** start Records provided **

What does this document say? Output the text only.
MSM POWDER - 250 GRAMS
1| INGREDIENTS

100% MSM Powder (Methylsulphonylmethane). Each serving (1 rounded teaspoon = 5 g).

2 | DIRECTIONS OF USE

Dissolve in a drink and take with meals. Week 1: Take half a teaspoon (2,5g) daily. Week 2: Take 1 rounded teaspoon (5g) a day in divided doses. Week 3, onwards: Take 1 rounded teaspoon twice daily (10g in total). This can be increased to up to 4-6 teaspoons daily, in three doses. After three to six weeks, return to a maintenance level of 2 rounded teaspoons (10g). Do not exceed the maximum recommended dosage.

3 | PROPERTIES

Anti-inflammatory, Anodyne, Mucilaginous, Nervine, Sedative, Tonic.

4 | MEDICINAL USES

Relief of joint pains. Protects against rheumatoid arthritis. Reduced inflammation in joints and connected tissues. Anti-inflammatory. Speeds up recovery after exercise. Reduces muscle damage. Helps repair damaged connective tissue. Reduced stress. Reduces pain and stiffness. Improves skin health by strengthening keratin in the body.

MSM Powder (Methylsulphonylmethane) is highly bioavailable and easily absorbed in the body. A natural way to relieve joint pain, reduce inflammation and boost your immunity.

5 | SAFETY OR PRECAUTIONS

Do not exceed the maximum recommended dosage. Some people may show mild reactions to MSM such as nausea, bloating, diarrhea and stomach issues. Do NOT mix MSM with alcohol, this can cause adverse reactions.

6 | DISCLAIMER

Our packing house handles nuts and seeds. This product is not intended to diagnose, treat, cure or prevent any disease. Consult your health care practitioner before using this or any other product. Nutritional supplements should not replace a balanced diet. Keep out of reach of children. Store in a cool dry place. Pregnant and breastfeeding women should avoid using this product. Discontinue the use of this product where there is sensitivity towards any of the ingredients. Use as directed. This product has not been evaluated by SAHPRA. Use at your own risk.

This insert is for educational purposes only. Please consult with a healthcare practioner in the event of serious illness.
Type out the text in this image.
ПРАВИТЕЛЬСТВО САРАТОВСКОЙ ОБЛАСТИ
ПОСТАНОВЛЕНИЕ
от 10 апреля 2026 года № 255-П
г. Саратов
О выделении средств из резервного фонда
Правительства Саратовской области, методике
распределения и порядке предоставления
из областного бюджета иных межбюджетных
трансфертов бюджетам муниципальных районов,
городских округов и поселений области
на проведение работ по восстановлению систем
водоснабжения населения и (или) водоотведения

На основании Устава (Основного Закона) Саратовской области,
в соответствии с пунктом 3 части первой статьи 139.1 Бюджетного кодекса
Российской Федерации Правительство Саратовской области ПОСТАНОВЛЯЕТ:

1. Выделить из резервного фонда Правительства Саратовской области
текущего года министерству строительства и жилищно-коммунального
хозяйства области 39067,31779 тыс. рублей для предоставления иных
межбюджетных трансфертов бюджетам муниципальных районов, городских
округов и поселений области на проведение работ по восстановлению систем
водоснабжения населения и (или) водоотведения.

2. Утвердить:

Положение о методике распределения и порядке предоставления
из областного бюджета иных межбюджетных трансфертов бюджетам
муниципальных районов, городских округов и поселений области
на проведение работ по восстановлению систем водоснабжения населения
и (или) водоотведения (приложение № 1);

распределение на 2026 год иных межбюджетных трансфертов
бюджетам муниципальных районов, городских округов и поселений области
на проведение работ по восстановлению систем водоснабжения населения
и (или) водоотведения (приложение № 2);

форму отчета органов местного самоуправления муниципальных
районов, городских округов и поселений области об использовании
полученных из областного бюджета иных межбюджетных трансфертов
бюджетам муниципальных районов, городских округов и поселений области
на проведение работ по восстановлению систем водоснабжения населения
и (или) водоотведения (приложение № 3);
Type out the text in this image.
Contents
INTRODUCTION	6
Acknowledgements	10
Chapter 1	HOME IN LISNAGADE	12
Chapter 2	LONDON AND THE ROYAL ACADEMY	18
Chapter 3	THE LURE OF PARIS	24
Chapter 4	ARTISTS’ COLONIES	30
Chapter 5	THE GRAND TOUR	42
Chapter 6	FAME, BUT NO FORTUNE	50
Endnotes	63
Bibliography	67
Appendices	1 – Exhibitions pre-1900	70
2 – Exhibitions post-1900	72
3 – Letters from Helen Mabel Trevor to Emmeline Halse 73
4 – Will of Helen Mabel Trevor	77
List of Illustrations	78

** end Records provided **

The exercise => Word for word, write out the data.

Exercise response =>
What does this document say? Output the text only.
MSM POWDER - 250 GRAMS
1| INGREDIENTS

100% MSM Powder (Methylsulphonylmethane). Each serving (1 rounded teaspoon = 5 g).

2 | DIRECTIONS OF USE

Dissolve in a drink and take with meals. Week 1: Take half a teaspoon (2,5g) daily. Week 2: Take 1 rounded teaspoon (5g) a day in divided doses. Week 3, onwards: Take 1 rounded teaspoon twice daily (10g in total). This can be increased to up to 4-6 teaspoons daily, in three doses. After three to six weeks, return to a maintenance level of 2 rounded teaspoons (10g). Do not exceed the maximum recommended dosage.

3 | PROPERTIES

Anti-inflammatory, Anodyne, Mucilaginous, Nervine, Sedative, Tonic.

4 | MEDICINAL USES

Relief of joint pains. Protects against rheumatoid arthritis. Reduced inflammation in joints and connected tissues. Anti-inflammatory. Speeds up recovery after exercise. Reduces muscle damage. Helps repair damaged connective tissue. Reduced stress. Reduces pain and stiffness. Improves skin health by strengthening keratin in the body.

MSM Powder (Methylsulphonylmethane) is highly bioavailable and easily absorbed in the body. A natural way to relieve joint pain, reduce inflammation and boost your immunity.

5 | SAFETY OR PRECAUTIONS

Do not exceed the maximum recommended dosage. Some people may show mild reactions to MSM such as nausea, bloating, diarrhea and stomach issues. Do NOT mix MSM with alcohol, this can cause adverse reactions.

6 | DISCLAIMER

Our packing house handles nuts and seeds. This product is not intended to diagnose, treat, cure or prevent any disease. Consult your health care practitioner before using this or any other product. Nutritional supplements should not replace a balanced diet. Keep out of reach of children. Store in a cool dry place. Pregnant and breastfeeding women should avoid using this product. Discontinue the use of this product where there is sensitivity towards any of the ingredients. Use as directed. This product has not been evaluated by SAHPRA. Use at your own risk.

This insert is for educational purposes only. Please consult with a healthcare practioner in the event of serious illness.
Type out the text in this image.
ПРАВИТЕЛЬСТВО САРАТОВСКОЙ ОБЛАСТИ
ПОСТАНОВЛЕНИЕ
от 10 апреля 2026 года № 255-П
г. Саратов
О выделении средств из резервного фонда
Правительства Саратовской области, методике
распределения и порядке предоставления
из областного бюджета иных межбюджетных
трансфертов бюджетам муниципальных районов,
городских округов и поселений области
на проведение работ по восстановлению систем
водоснабжения населения и (или) водоотведения

На основании Устава (Основного Закона) Саратовской области,
в соответствии с пунктом 3 части первой статьи 139.1 Бюджетного кодекса
Российской Федерации Правительство Саратовской области ПОСТАНОВЛЯЕТ:

1. Выделить из резервного фонда Правительства Саратовской области
текущего года министерству строительства и жилищно-коммунального
хозяйства области 39067,31779 тыс. рублей для предоставления иных
межбюджетных трансфертов бюджетам муниципальных районов, городских
округов и поселений области на проведение работ по восстановлению систем
водоснабжения населения и (или) водоотведения.

2. Утвердить:

Положение о методике распределения и порядке предоставления
из областного бюджета иных межбюджетных трансфертов бюджетам
муниципальных районов, городских округов и поселений области
на проведение работ по восстановлению систем водоснабжения населения
и (или) водоотведения (приложение № 1);

распределение на 2026 год иных межбюджетных трансфертов
бюджетам муниципальных районов, городских округов и поселений области
на проведение работ по восстановлению систем водоснабжения населения
и (или) водоотведения (приложение № 2);

форму отчета органов местного самоуправления муниципальных
районов, городских округов и поселений области об использовании
полученных из областного бюджета иных межбюджетных трансфертов
бюджетам муниципальных районов, городских округов и поселений области
на проведение работ по восстановлению систем водоснабжения населения
и (или) водоотведения (приложение № 3);
Type out the text in this image.
Contents
INTRODUCTION	6
Acknowledgements	10
Chapter 1	HOME IN LISNAGADE	12
Chapter 2	LONDON AND THE ROYAL ACADEMY	18
Chapter 3	THE LURE OF PARIS	24
Chapter 4	ARTISTS’ COLONIES	30
Chapter 5	THE GRAND TOUR	42
Chapter 6	FAME, BUT NO FORTUNE	50
Endnotes	63
Bibliography	67
Appendices	1 – Exhibitions pre-1900	70
2 – Exhibitions post-1900	72
3 – Letters from Helen Mabel Trevor to Emmeline Halse 73
4 – Will of Helen Mabel Trevor	77
List of Illustrations	78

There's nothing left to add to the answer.